(Figure record listings)

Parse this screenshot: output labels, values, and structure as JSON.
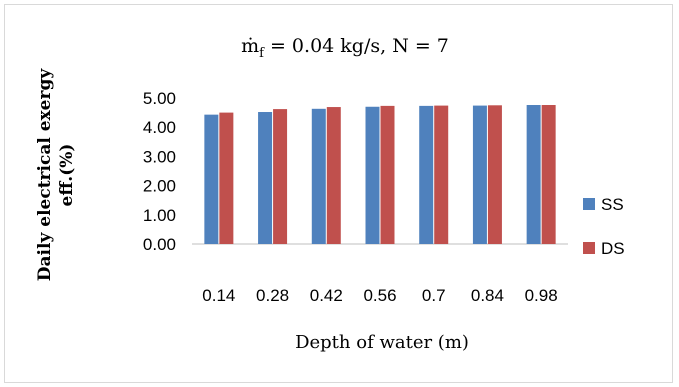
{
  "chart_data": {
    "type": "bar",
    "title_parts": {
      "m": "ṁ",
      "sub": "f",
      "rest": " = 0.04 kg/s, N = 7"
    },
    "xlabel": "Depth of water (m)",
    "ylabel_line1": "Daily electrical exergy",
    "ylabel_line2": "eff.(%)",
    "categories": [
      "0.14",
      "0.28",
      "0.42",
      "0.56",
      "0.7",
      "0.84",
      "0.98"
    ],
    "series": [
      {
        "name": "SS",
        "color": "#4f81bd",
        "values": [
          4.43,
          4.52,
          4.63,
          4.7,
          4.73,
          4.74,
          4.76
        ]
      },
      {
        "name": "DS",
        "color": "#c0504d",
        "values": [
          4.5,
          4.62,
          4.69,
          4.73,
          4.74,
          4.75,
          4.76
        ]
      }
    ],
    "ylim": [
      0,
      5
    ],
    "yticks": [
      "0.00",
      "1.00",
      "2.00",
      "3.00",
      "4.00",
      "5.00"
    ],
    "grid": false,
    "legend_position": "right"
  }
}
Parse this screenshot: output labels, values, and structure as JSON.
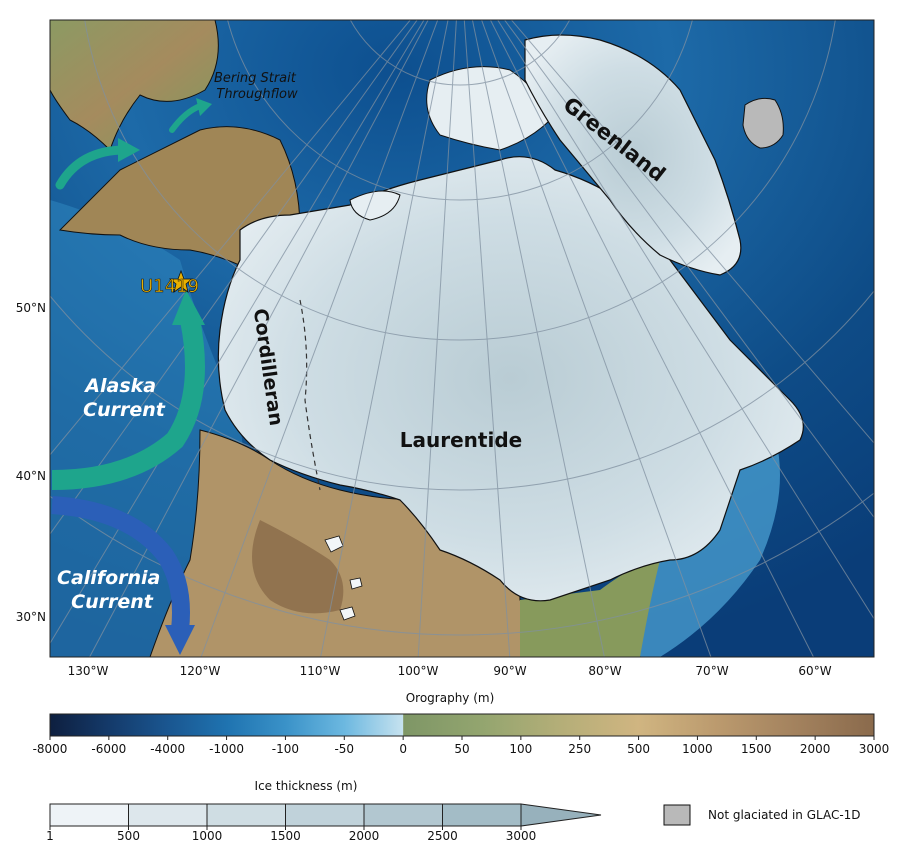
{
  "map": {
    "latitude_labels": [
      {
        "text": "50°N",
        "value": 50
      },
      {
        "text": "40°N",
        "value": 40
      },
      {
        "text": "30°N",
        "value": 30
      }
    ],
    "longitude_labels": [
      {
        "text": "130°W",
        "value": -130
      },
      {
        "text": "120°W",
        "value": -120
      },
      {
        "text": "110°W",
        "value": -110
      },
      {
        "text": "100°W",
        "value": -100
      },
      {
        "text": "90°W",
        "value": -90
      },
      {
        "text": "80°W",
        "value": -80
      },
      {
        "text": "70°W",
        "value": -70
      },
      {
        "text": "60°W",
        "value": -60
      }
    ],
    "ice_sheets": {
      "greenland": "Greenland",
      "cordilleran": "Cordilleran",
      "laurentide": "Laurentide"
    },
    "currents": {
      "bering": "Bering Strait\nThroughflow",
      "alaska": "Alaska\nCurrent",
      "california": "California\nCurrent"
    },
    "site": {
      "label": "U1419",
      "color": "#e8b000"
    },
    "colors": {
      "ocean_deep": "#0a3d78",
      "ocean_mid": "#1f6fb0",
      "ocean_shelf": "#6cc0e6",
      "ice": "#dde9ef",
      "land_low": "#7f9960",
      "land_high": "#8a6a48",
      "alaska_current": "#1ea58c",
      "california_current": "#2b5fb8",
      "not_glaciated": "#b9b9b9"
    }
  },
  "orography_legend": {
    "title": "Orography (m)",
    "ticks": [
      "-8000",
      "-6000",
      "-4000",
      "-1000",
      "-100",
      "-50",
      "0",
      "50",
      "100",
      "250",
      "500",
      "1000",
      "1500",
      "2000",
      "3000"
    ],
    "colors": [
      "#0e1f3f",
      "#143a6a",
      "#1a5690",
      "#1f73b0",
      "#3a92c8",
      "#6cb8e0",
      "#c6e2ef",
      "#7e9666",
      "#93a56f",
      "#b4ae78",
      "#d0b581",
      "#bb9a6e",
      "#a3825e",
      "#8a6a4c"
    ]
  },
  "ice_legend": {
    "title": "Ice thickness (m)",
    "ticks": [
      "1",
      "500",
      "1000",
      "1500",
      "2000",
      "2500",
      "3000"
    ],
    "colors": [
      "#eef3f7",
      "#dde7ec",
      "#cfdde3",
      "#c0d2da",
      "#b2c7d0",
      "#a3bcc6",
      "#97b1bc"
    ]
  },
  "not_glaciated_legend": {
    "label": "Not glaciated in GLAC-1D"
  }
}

### Aim of the exercise
Each record above should be copied character for character, with pictures dropped.

### Solution
Parse this screenshot: output labels, values, and structure as JSON.
{
  "chart_data": {
    "type": "bar",
    "title_parts": {
      "m": "ṁ",
      "sub": "f",
      "rest": " = 0.04 kg/s, N = 7"
    },
    "xlabel": "Depth of water (m)",
    "ylabel_line1": "Daily electrical exergy",
    "ylabel_line2": "eff.(%)",
    "categories": [
      "0.14",
      "0.28",
      "0.42",
      "0.56",
      "0.7",
      "0.84",
      "0.98"
    ],
    "series": [
      {
        "name": "SS",
        "color": "#4f81bd",
        "values": [
          4.43,
          4.52,
          4.63,
          4.7,
          4.73,
          4.74,
          4.76
        ]
      },
      {
        "name": "DS",
        "color": "#c0504d",
        "values": [
          4.5,
          4.62,
          4.69,
          4.73,
          4.74,
          4.75,
          4.76
        ]
      }
    ],
    "ylim": [
      0,
      5
    ],
    "yticks": [
      "0.00",
      "1.00",
      "2.00",
      "3.00",
      "4.00",
      "5.00"
    ],
    "grid": false,
    "legend_position": "right"
  }
}
Parse this screenshot: output labels, values, and structure as JSON.
{
  "map": {
    "latitude_labels": [
      {
        "text": "50°N",
        "value": 50
      },
      {
        "text": "40°N",
        "value": 40
      },
      {
        "text": "30°N",
        "value": 30
      }
    ],
    "longitude_labels": [
      {
        "text": "130°W",
        "value": -130
      },
      {
        "text": "120°W",
        "value": -120
      },
      {
        "text": "110°W",
        "value": -110
      },
      {
        "text": "100°W",
        "value": -100
      },
      {
        "text": "90°W",
        "value": -90
      },
      {
        "text": "80°W",
        "value": -80
      },
      {
        "text": "70°W",
        "value": -70
      },
      {
        "text": "60°W",
        "value": -60
      }
    ],
    "ice_sheets": {
      "greenland": "Greenland",
      "cordilleran": "Cordilleran",
      "laurentide": "Laurentide"
    },
    "currents": {
      "bering": "Bering Strait\nThroughflow",
      "alaska": "Alaska\nCurrent",
      "california": "California\nCurrent"
    },
    "site": {
      "label": "U1419",
      "color": "#e8b000"
    },
    "colors": {
      "ocean_deep": "#0a3d78",
      "ocean_mid": "#1f6fb0",
      "ocean_shelf": "#6cc0e6",
      "ice": "#dde9ef",
      "land_low": "#7f9960",
      "land_high": "#8a6a48",
      "alaska_current": "#1ea58c",
      "california_current": "#2b5fb8",
      "not_glaciated": "#b9b9b9"
    }
  },
  "orography_legend": {
    "title": "Orography (m)",
    "ticks": [
      "-8000",
      "-6000",
      "-4000",
      "-1000",
      "-100",
      "-50",
      "0",
      "50",
      "100",
      "250",
      "500",
      "1000",
      "1500",
      "2000",
      "3000"
    ],
    "colors": [
      "#0e1f3f",
      "#143a6a",
      "#1a5690",
      "#1f73b0",
      "#3a92c8",
      "#6cb8e0",
      "#c6e2ef",
      "#7e9666",
      "#93a56f",
      "#b4ae78",
      "#d0b581",
      "#bb9a6e",
      "#a3825e",
      "#8a6a4c"
    ]
  },
  "ice_legend": {
    "title": "Ice thickness (m)",
    "ticks": [
      "1",
      "500",
      "1000",
      "1500",
      "2000",
      "2500",
      "3000"
    ],
    "colors": [
      "#eef3f7",
      "#dde7ec",
      "#cfdde3",
      "#c0d2da",
      "#b2c7d0",
      "#a3bcc6",
      "#97b1bc"
    ]
  },
  "not_glaciated_legend": {
    "label": "Not glaciated in GLAC-1D"
  }
}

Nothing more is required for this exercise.